# [Data listing]
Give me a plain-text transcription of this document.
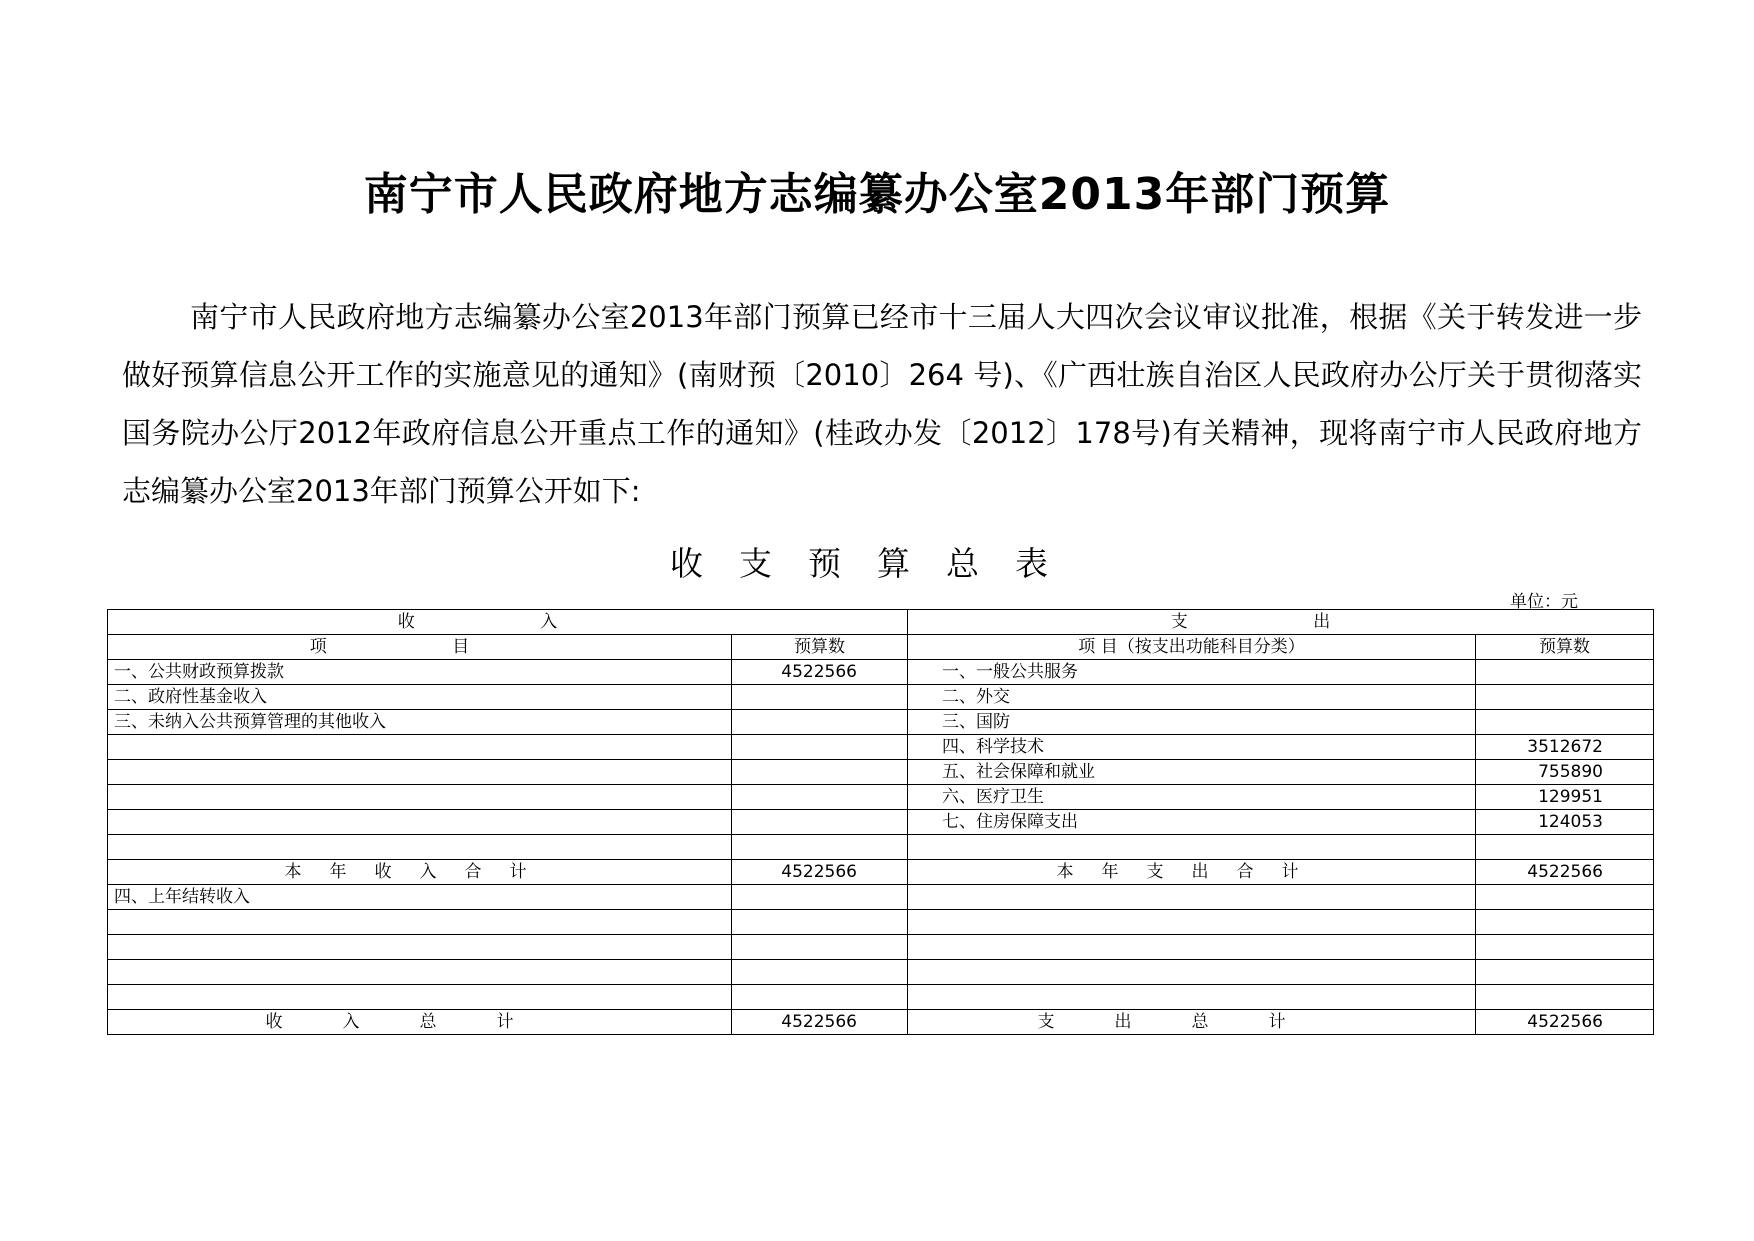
南宁市人民政府地方志编纂办公室2013年部门预算

南宁市人民政府地方志编纂办公室2013年部门预算已经市十三届人大四次会议审议批准，根据《关于转发进一步做好预算信息公开工作的实施意见的通知》(南财预〔2010〕264 号)、《广西壮族自治区人民政府办公厅关于贯彻落实国务院办公厅2012年政府信息公开重点工作的通知》(桂政办发〔2012〕178号)有关精神，现将南宁市人民政府地方志编纂办公室2013年部门预算公开如下:

收支预算总表
单位：元
收 入		支 出	
项 目	预算数	项 目（按支出功能科目分类）	预算数
一、公共财政预算拨款	4522566	一、一般公共服务	
二、政府性基金收入		二、外交	
三、未纳入公共预算管理的其他收入		三、国防	
		四、科学技术	3512672
		五、社会保障和就业	755890
		六、医疗卫生	129951
		七、住房保障支出	124053

本年收入合计	4522566	本年支出合计	4522566
四、上年结转收入			

收入总计	4522566	支出总计	4522566
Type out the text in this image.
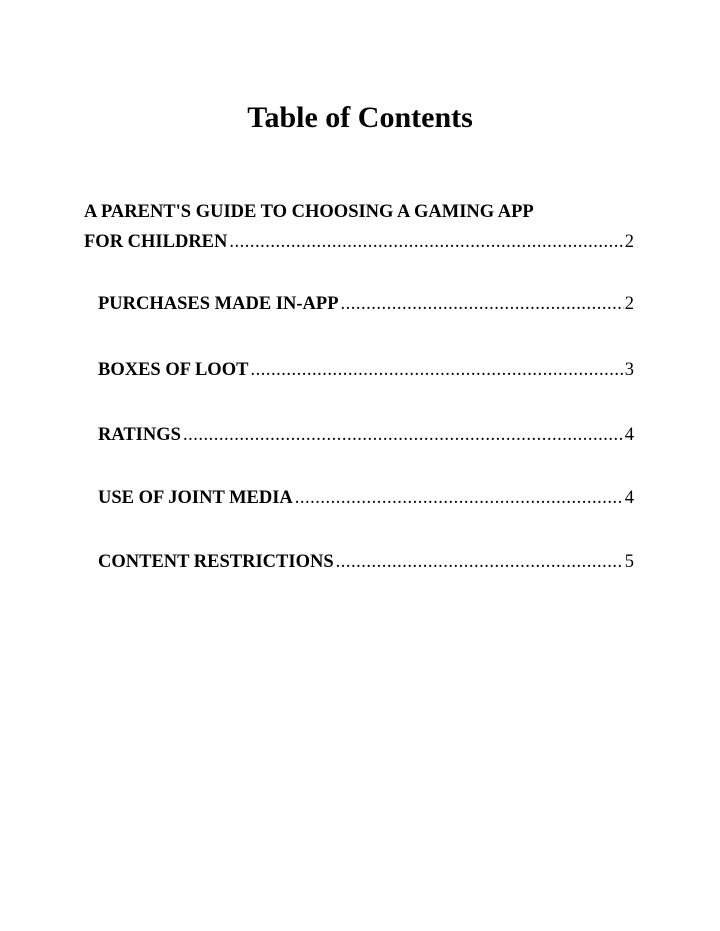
Table of Contents
A PARENT'S GUIDE TO CHOOSING A GAMING APP
FOR CHILDREN .....	2
PURCHASES MADE IN-APP .....	2
BOXES OF LOOT .....	3
RATINGS .....	4
USE OF JOINT MEDIA .....	4
CONTENT RESTRICTIONS .....	5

# [Given request]
Copy out each line of the listing that holds "this".

# [Correct response]
Give me a plain-text transcription of this document.
Type out the text in this image.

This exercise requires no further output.